**Page**
How To Not Screw Up A / B Testing Your App

This is a guest post by Tim Levine, the data guru at SocialMedia.com.

How many of your app design discussions have ended with: “Okay, let’s test it”? Hopefully you didn’t answer ‘none’, because testing is the fastest way to learn. But it can also misinform business decisions if done carelessly. Instead, I want to help you be careful in the simplest and most common kind of test: The A/B test. Of course, a well-designed multi-variate test is the best use of resources, but we have to roll over before we can crawl.

The most common mistake in A/B testing is not running enough ‘trials.’ The second is running too many. The latter risks wasting potentially more productive opportunities, but the former is far worse because you risk managing by noise. How wasteful it would be to invest in a redesign because of a difference that might just be from random variation!

The table below shows some typical productive opportunities that you might present to a user. If the user pursues the opportunity, then the trial becomes a ‘success.’ Otherwise, it becomes a ‘failure’. Typical success rates and appropriate sample sizes are included as well. Note that ‘A’ would be one ‘cell’ (group of users) and ‘B’ would be another.

User has the opportunity toTypical Success rate
(successes/opportunities)
Number of trials needed per cell
(see below)
Click an ad0.5%52k impressions
Invite friends12%1871 new users
Proceed to next stage of flow40%366 users entering flow
Click Ad then purchase something0.001%2.6MM impressions

Since SocialMedia enables developers to monetize their apps through ads, let’s suppose that you were considering moving an ad from the top of a page to the bottom. In this example, the ad at the top typically yields a click through rate (CTR) of 0.5%, but you say, “I don’t care about CTR, I care about money!”. We do too, but you ideally want to improve ad performance devoid of any market dynamics. It’s like testing a car on a dynamometer (like when you get your car smogged) because it removes the extra variability of road surface, wind, and driver habit.

**Dataset excerpt**

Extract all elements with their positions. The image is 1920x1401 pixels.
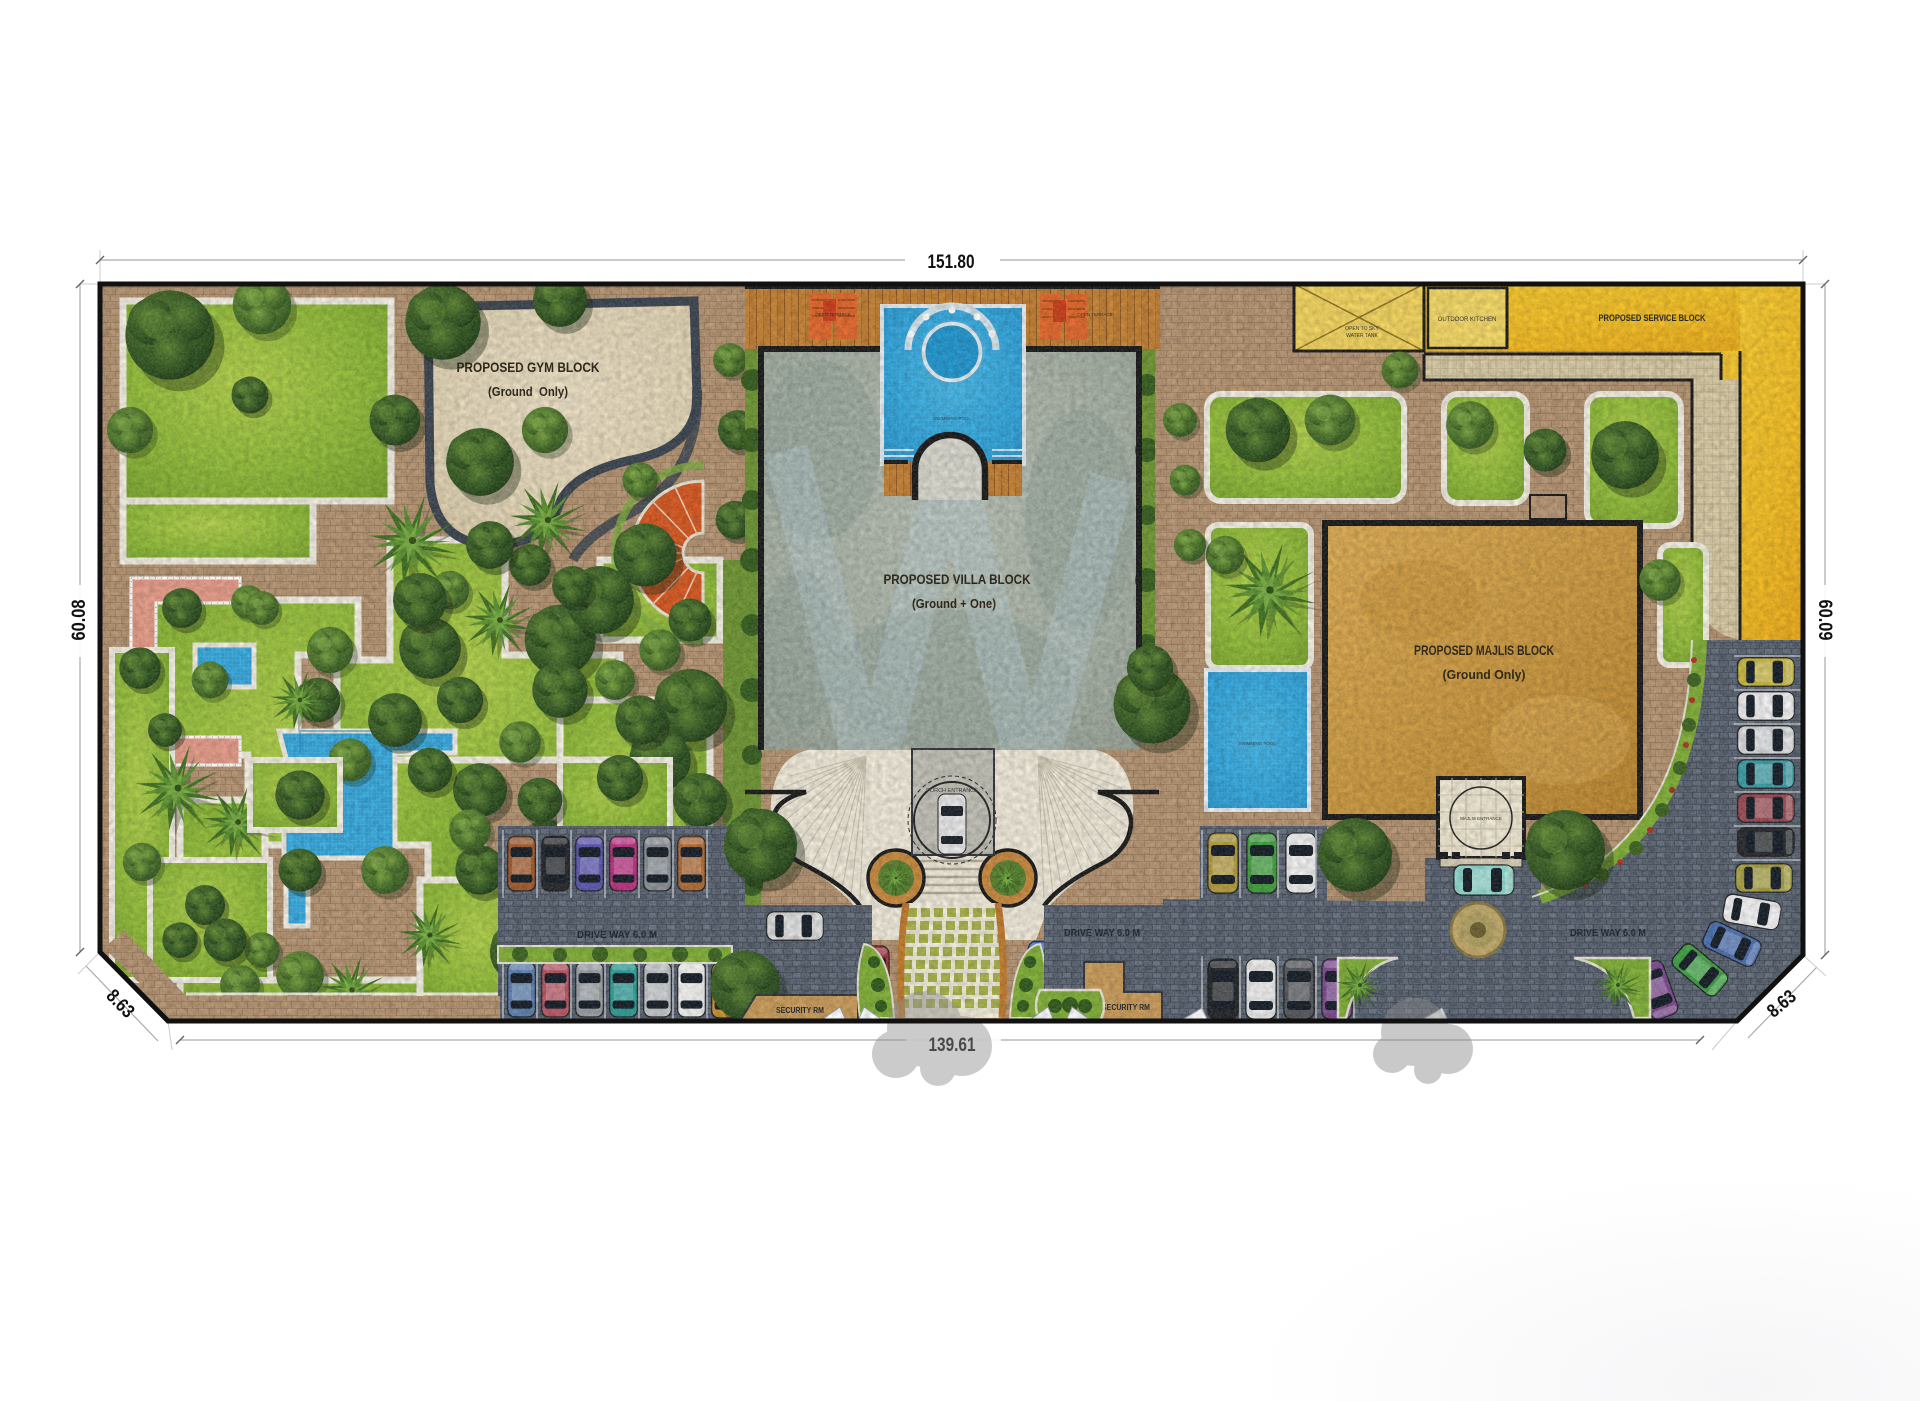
svg-text:60.08: 60.08	[69, 600, 90, 641]
svg-text:60.09: 60.09	[1814, 600, 1835, 641]
svg-text:151.80: 151.80	[928, 252, 975, 273]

**What is asked**
1. What does the A/B testing page name as the most common mistake in A/B testing?
2. Duplicate the A/B testing page's passage starting at "This is a guest" and ending at "from random variation!".

**The results**
1. Not running enough trials.

2.
This is a guest post by Tim Levine, the data guru at SocialMedia.com.

How many of your app design discussions have ended with: “Okay, let’s test it”? Hopefully you didn’t answer ‘none’, because testing is the fastest way to learn. But it can also misinform business decisions if done carelessly. Instead, I want to help you be careful in the simplest and most common kind of test: The A/B test. Of course, a well-designed multi-variate test is the best use of resources, but we have to roll over before we can crawl.

The most common mistake in A/B testing is not running enough ‘trials.’ The second is running too many. The latter risks wasting potentially more productive opportunities, but the former is far worse because you risk managing by noise. How wasteful it would be to invest in a redesign because of a difference that might just be from random variation!